Records shown ->
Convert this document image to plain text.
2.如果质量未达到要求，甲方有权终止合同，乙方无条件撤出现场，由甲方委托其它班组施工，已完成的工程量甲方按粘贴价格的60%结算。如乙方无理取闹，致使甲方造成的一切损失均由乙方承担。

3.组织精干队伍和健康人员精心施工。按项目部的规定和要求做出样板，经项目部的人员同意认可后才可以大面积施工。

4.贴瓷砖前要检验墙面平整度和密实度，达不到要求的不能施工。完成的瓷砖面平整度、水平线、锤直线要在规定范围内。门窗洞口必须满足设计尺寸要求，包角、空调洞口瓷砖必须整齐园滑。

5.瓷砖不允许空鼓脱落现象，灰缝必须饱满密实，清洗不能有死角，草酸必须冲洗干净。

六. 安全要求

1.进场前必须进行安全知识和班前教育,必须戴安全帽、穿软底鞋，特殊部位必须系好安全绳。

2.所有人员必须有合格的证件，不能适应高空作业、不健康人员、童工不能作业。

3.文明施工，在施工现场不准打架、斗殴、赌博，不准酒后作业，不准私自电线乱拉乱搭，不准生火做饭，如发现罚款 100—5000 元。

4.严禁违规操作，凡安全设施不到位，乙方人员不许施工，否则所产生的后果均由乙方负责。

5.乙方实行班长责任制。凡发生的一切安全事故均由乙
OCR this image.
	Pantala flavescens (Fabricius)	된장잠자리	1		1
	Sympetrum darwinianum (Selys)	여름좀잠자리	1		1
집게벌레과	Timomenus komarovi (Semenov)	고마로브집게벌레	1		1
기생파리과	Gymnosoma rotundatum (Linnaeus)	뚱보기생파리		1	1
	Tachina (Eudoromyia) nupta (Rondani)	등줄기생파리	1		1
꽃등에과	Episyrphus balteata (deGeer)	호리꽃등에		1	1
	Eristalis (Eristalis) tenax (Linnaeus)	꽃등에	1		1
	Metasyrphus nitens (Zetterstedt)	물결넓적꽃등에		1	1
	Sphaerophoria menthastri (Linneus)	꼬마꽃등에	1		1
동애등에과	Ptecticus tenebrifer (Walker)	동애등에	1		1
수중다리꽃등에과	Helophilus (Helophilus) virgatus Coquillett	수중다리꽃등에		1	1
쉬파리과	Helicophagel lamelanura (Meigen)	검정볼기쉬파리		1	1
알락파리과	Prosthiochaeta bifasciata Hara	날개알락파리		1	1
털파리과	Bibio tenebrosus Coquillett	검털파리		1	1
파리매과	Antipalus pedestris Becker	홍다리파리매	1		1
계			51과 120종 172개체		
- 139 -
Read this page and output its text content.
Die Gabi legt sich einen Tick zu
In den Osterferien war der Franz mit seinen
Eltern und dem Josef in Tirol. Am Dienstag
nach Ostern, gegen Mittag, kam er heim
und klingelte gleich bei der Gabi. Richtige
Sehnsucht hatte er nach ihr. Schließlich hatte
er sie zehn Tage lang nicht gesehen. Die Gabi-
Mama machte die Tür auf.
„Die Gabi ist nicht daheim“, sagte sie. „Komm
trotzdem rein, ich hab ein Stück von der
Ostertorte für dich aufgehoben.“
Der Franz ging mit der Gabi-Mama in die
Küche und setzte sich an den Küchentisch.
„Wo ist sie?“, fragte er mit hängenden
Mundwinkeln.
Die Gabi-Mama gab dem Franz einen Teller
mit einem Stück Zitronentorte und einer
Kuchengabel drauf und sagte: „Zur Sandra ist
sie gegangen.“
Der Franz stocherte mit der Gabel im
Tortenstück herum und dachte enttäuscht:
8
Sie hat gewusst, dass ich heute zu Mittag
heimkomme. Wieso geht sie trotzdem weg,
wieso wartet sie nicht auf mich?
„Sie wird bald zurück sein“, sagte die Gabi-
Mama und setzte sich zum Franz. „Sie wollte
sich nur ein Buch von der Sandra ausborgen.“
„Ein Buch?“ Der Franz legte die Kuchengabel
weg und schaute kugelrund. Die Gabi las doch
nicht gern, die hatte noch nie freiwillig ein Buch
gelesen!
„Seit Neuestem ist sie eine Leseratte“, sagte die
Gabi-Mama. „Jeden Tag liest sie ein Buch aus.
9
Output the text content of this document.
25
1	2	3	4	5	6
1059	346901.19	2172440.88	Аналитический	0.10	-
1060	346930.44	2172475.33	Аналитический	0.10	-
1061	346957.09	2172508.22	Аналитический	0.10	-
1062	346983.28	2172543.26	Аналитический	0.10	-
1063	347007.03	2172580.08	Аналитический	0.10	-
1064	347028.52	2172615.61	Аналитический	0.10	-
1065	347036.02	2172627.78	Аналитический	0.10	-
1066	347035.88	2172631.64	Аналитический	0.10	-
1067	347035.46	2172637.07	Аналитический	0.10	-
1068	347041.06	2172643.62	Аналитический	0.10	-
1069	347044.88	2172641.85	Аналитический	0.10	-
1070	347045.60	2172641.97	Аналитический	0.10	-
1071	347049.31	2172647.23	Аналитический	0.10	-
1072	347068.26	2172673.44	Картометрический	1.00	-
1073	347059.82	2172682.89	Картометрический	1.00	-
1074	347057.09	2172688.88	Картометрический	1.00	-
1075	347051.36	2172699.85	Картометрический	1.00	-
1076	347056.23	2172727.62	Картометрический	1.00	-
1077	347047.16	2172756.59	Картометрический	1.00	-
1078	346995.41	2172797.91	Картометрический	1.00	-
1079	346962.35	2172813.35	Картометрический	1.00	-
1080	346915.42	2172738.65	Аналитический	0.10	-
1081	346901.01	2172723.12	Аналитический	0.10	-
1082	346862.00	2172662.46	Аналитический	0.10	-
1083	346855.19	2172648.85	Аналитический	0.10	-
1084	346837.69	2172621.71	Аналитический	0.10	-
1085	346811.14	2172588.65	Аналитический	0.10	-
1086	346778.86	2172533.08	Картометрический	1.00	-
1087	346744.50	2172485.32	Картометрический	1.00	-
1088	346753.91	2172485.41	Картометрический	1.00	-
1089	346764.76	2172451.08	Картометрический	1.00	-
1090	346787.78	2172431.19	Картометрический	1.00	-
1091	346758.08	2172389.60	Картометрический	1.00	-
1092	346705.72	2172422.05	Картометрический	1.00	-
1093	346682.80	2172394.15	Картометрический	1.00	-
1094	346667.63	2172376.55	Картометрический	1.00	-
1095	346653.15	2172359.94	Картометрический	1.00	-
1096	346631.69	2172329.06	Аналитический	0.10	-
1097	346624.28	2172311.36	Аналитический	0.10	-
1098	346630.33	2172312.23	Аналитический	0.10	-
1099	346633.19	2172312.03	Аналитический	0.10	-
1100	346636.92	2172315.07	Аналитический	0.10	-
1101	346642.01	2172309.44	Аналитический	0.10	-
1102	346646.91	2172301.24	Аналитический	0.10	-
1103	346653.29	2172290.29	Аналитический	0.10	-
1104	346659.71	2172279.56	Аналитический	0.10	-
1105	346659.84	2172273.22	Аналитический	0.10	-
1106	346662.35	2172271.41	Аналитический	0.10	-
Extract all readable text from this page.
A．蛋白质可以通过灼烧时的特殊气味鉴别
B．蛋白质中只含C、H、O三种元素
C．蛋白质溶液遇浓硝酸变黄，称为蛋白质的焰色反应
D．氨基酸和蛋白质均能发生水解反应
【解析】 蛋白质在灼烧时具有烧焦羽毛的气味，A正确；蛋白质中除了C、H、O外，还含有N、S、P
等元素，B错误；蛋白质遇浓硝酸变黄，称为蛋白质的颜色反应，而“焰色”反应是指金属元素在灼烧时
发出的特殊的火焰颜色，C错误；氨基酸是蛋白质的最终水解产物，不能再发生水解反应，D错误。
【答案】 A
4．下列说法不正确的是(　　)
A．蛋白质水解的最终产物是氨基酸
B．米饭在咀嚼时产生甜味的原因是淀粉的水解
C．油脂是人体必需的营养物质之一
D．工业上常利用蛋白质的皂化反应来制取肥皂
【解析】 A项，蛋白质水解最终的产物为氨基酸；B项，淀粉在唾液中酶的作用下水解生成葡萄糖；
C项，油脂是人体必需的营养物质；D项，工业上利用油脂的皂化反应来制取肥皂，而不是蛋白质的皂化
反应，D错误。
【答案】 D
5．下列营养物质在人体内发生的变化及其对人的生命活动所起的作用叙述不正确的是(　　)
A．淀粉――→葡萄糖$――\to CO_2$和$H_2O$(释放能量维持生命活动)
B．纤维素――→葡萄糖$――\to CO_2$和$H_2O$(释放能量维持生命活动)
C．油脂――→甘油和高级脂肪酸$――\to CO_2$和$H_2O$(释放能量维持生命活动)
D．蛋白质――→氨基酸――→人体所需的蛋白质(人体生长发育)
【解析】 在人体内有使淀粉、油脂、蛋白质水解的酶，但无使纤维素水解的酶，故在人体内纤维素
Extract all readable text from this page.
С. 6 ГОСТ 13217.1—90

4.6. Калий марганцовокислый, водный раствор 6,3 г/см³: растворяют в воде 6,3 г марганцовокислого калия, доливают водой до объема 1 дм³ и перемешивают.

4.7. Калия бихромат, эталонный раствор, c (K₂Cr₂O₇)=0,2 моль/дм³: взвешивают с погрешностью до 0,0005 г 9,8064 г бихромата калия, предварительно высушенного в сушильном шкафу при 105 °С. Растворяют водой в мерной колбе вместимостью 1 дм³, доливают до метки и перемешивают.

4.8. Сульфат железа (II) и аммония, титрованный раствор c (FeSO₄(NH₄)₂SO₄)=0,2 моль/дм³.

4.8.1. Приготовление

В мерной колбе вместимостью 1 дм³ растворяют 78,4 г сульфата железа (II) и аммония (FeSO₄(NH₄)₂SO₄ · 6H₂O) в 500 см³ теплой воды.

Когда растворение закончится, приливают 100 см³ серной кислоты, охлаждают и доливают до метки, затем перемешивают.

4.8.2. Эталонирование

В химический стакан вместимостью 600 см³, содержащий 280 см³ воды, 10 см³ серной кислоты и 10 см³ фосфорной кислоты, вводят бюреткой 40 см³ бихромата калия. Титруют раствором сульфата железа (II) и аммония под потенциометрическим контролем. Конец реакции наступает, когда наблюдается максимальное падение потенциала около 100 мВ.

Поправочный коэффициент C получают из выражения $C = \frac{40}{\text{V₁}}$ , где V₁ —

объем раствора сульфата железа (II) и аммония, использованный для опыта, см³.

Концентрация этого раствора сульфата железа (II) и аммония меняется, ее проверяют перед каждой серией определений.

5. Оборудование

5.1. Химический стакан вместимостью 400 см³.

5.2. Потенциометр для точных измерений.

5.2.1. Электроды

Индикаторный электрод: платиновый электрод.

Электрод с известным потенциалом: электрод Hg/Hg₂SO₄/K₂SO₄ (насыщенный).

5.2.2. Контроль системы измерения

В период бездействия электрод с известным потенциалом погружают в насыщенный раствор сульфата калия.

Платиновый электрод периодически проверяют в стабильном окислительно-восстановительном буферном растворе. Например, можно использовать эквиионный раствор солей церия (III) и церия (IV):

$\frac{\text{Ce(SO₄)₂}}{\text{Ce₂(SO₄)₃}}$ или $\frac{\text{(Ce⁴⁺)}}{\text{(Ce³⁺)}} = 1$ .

To do -> Find all lines with "моль" in them and copy each one.

Exercise result ->
4.7. Калия бихромат, эталонный раствор, c (K₂Cr₂O₇)=0,2 моль/дм³: взвешивают с погрешностью до 0,0005 г 9,8064 г бихромата калия, предварительно высушенного в сушильном шкафу при 105 °С. Растворяют водой в мерной колбе вместимостью 1 дм³, доливают до метки и перемешивают.
4.8. Сульфат железа (II) и аммония, титрованный раствор c (FeSO₄(NH₄)₂SO₄)=0,2 моль/дм³.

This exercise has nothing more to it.